** BEGIN **
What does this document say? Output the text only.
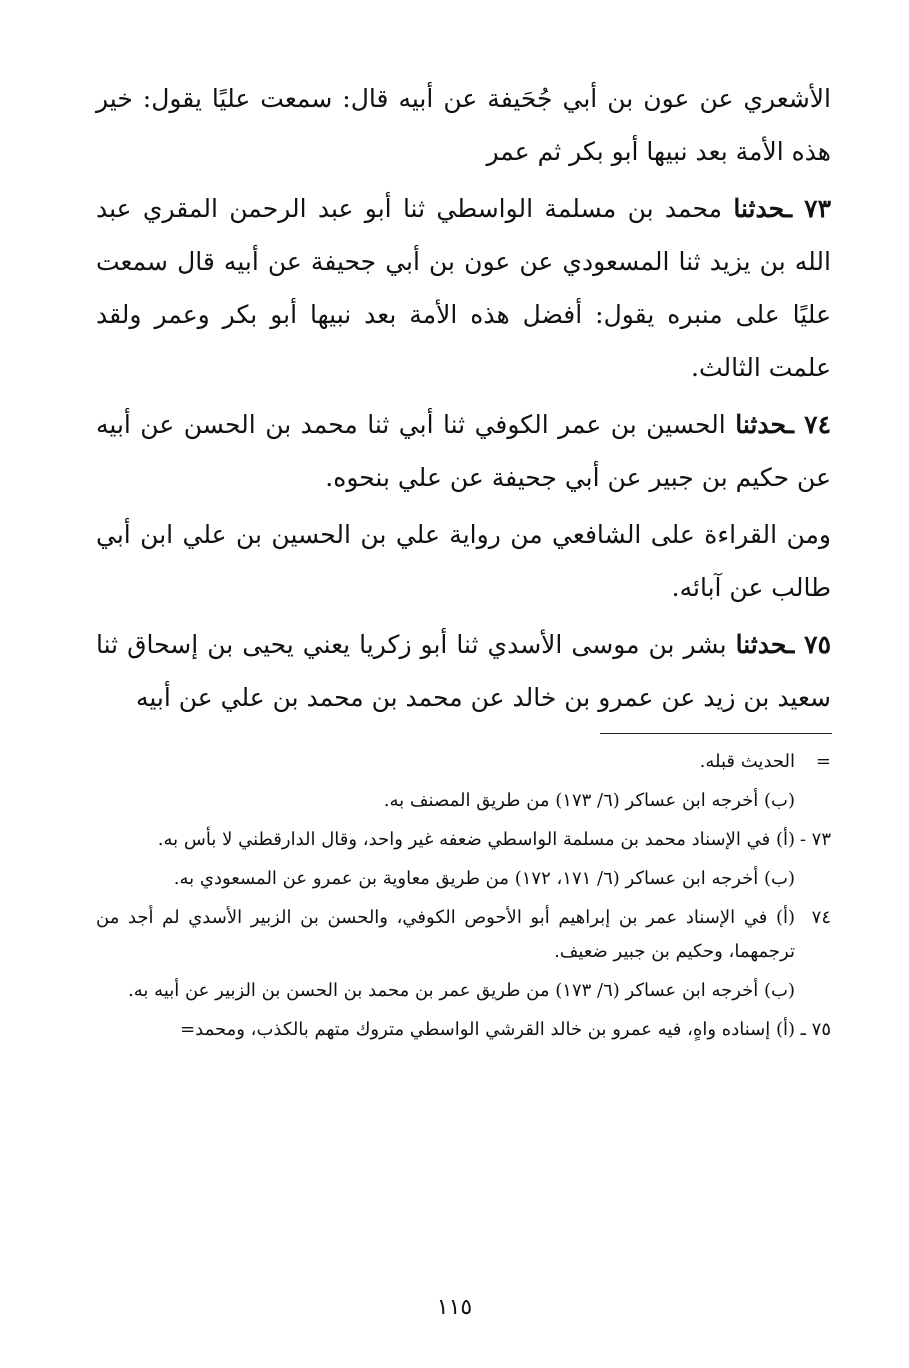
الأشعري عن عون بن أبي جُحَيفة عن أبيه قال: سمعت عليًا يقول: خير هذه الأمة بعد نبيها أبو بكر ثم عمر

٧٣ ـحدثنا محمد بن مسلمة الواسطي ثنا أبو عبد الرحمن المقري عبد الله بن يزيد ثنا المسعودي عن عون بن أبي جحيفة عن أبيه قال سمعت عليًا على منبره يقول: أفضل هذه الأمة بعد نبيها أبو بكر وعمر ولقد علمت الثالث.

٧٤ ـحدثنا الحسين بن عمر الكوفي ثنا أبي ثنا محمد بن الحسن عن أبيه عن حكيم بن جبير عن أبي جحيفة عن علي بنحوه.

ومن القراءة على الشافعي من رواية علي بن الحسين بن علي ابن أبي طالب عن آبائه.

٧٥ ـحدثنا بشر بن موسى الأسدي ثنا أبو زكريا يعني يحيى بن إسحاق ثنا سعيد بن زيد عن عمرو بن خالد عن محمد بن محمد بن علي عن أبيه

=
الحديث قبله.
(ب) أخرجه ابن عساكر (٦/ ١٧٣) من طريق المصنف به.
٧٣ -
(أ) في الإسناد محمد بن مسلمة الواسطي ضعفه غير واحد، وقال الدارقطني لا بأس به.
(ب) أخرجه ابن عساكر (٦/ ١٧١، ١٧٢) من طريق معاوية بن عمرو عن المسعودي به.
٧٤
(أ) في الإسناد عمر بن إبراهيم أبو الأحوص الكوفي، والحسن بن الزبير الأسدي لم أجد من ترجمهما، وحكيم بن جبير ضعيف.
(ب) أخرجه ابن عساكر (٦/ ١٧٣) من طريق عمر بن محمد بن الحسن بن الزبير عن أبيه به.
٧٥ ـ
(أ) إسناده واهٍ، فيه عمرو بن خالد القرشي الواسطي متروك متهم بالكذب، ومحمد=
١١٥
** END **
Instructions to follow:
Copy each line of the records containing the string "يقول".

Result of the task:
الأشعري عن عون بن أبي جُحَيفة عن أبيه قال: سمعت عليًا يقول: خير هذه الأمة بعد نبيها أبو بكر ثم عمر
٧٣ ـحدثنا محمد بن مسلمة الواسطي ثنا أبو عبد الرحمن المقري عبد الله بن يزيد ثنا المسعودي عن عون بن أبي جحيفة عن أبيه قال سمعت عليًا على منبره يقول: أفضل هذه الأمة بعد نبيها أبو بكر وعمر ولقد علمت الثالث.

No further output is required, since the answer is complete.